[START OF Supplied material]
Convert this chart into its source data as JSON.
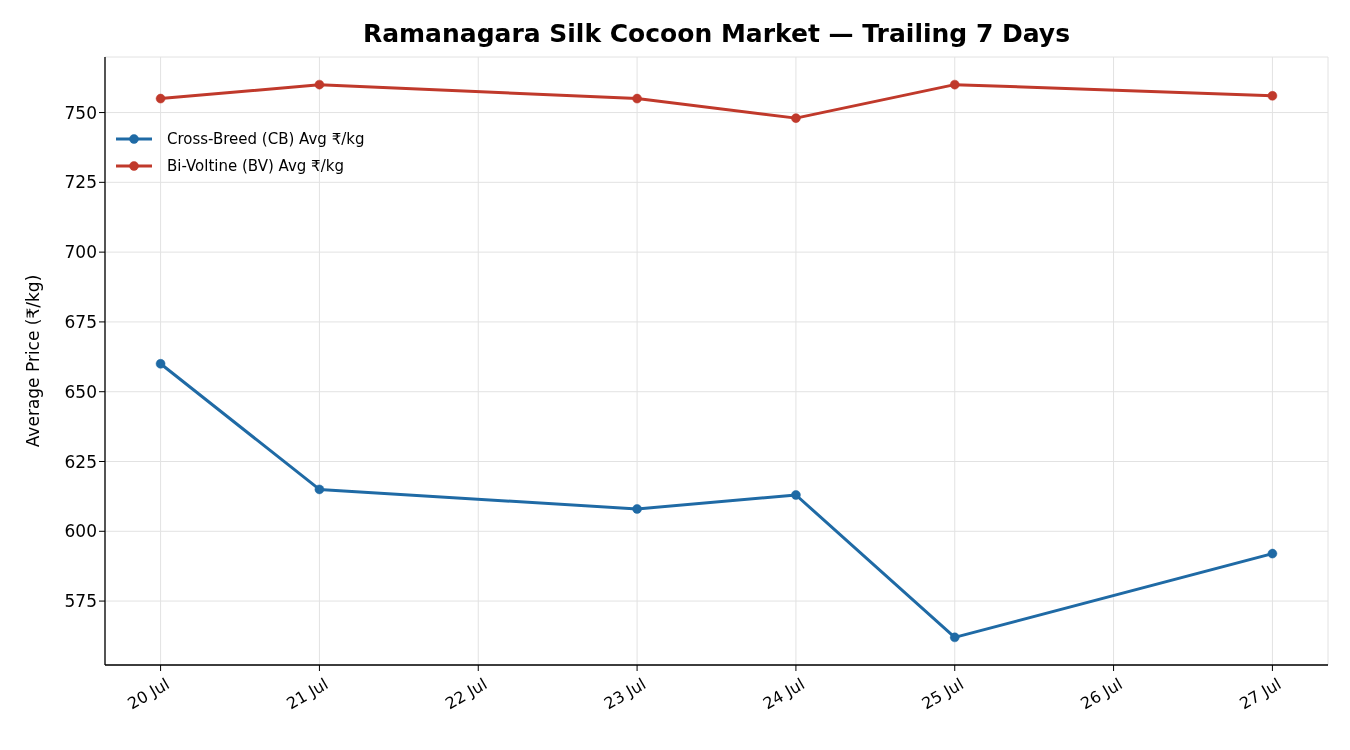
{
  "chart_data": {
    "type": "line",
    "title": "Ramanagara Silk Cocoon Market — Trailing 7 Days",
    "ylabel": "Average Price (₹/kg)",
    "x": [
      "--07-20",
      "--07-21",
      "--07-23",
      "--07-24",
      "--07-25",
      "--07-27"
    ],
    "series": [
      {
        "name": "Cross-Breed (CB) Avg ₹/kg",
        "color": "#1f6aa5",
        "values": [
          660,
          615,
          608,
          613,
          562,
          592
        ]
      },
      {
        "name": "Bi-Voltine (BV) Avg ₹/kg",
        "color": "#c0392b",
        "values": [
          755,
          760,
          755,
          748,
          760,
          756
        ]
      }
    ],
    "xlim": [
      "--07-19T15:36",
      "--07-27T08:24"
    ],
    "ylim": [
      552.1,
      769.9
    ],
    "xticks": [
      {
        "value": "--07-20",
        "label": "20 Jul"
      },
      {
        "value": "--07-21",
        "label": "21 Jul"
      },
      {
        "value": "--07-22",
        "label": "22 Jul"
      },
      {
        "value": "--07-23",
        "label": "23 Jul"
      },
      {
        "value": "--07-24",
        "label": "24 Jul"
      },
      {
        "value": "--07-25",
        "label": "25 Jul"
      },
      {
        "value": "--07-26",
        "label": "26 Jul"
      },
      {
        "value": "--07-27",
        "label": "27 Jul"
      }
    ],
    "yticks": [
      575,
      600,
      625,
      650,
      675,
      700,
      725,
      750
    ],
    "grid": true,
    "legend": "top left",
    "marker": "circle",
    "line_style": "solid"
  }
}
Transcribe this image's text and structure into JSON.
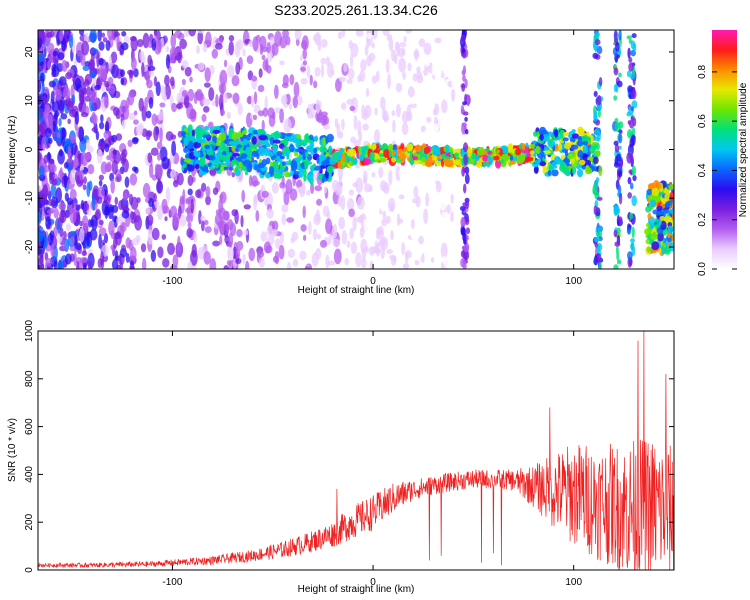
{
  "title": "S233.2025.261.13.34.C26",
  "colors": {
    "snr_line": "#ee2222",
    "colormap": [
      "#ffffff",
      "#e9ccff",
      "#b45cf0",
      "#7a1fe0",
      "#2b0cf2",
      "#0a66ff",
      "#00c8f0",
      "#00e07a",
      "#6ee600",
      "#e8e800",
      "#ff8c00",
      "#ff1a1a",
      "#ff1ab4"
    ]
  },
  "chart_data": [
    {
      "type": "heatmap",
      "name": "spectrogram",
      "xlabel": "Height of straight line (km)",
      "ylabel": "Frequency (Hz)",
      "xlim": [
        -167,
        150
      ],
      "ylim": [
        -24.5,
        24.5
      ],
      "xticks": [
        -100,
        0,
        100
      ],
      "yticks": [
        -20,
        -10,
        0,
        10,
        20
      ],
      "colorbar": {
        "label": "Normalized spectral amplitude",
        "range": [
          0,
          0.97
        ],
        "ticks": [
          0.0,
          0.2,
          0.4,
          0.6,
          0.8
        ]
      },
      "features": {
        "ridge_center_hz": [
          [
            -85,
            0.0
          ],
          [
            -60,
            -0.5
          ],
          [
            -30,
            -2.0
          ],
          [
            -20,
            -2.0
          ],
          [
            0,
            -1.0
          ],
          [
            20,
            -1.0
          ],
          [
            40,
            -1.5
          ],
          [
            60,
            -1.5
          ],
          [
            80,
            -0.7
          ],
          [
            100,
            -0.5
          ],
          [
            110,
            -0.5
          ]
        ],
        "vertical_streaks_km": [
          46,
          112,
          122,
          129
        ],
        "cluster_center": [
          144,
          -14
        ]
      }
    },
    {
      "type": "line",
      "name": "snr",
      "xlabel": "Height of straight line (km)",
      "ylabel": "SNR (10 * v/v)",
      "xlim": [
        -167,
        150
      ],
      "ylim": [
        0,
        1000
      ],
      "xticks": [
        -100,
        0,
        100
      ],
      "yticks": [
        0,
        200,
        400,
        600,
        800,
        1000
      ],
      "envelope": {
        "x": [
          -167,
          -140,
          -110,
          -80,
          -60,
          -45,
          -30,
          -20,
          -10,
          0,
          10,
          20,
          30,
          40,
          50,
          60,
          70,
          80,
          90,
          100,
          110,
          120,
          130,
          140,
          150
        ],
        "mean": [
          20,
          20,
          25,
          40,
          60,
          85,
          120,
          150,
          200,
          240,
          300,
          335,
          355,
          370,
          380,
          380,
          375,
          350,
          330,
          320,
          290,
          270,
          250,
          260,
          240
        ],
        "spread": [
          8,
          10,
          12,
          18,
          25,
          35,
          45,
          55,
          70,
          75,
          65,
          45,
          40,
          40,
          40,
          40,
          45,
          90,
          160,
          220,
          240,
          260,
          300,
          300,
          280
        ]
      },
      "spikes": [
        {
          "x": -18,
          "y": 340
        },
        {
          "x": 28,
          "y": 40
        },
        {
          "x": 34,
          "y": 60
        },
        {
          "x": 54,
          "y": 30
        },
        {
          "x": 60,
          "y": 70
        },
        {
          "x": 64,
          "y": 20
        },
        {
          "x": 88,
          "y": 680
        },
        {
          "x": 132,
          "y": 960
        },
        {
          "x": 135,
          "y": 1000
        },
        {
          "x": 146,
          "y": 820
        }
      ]
    }
  ]
}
[END OF Supplied material]
Work to do — Search the records for the word "JSON", then list every line that has it.

Correct response —
Convert this chart into its source data as JSON.
Transcribe this image's text and structure into JSON.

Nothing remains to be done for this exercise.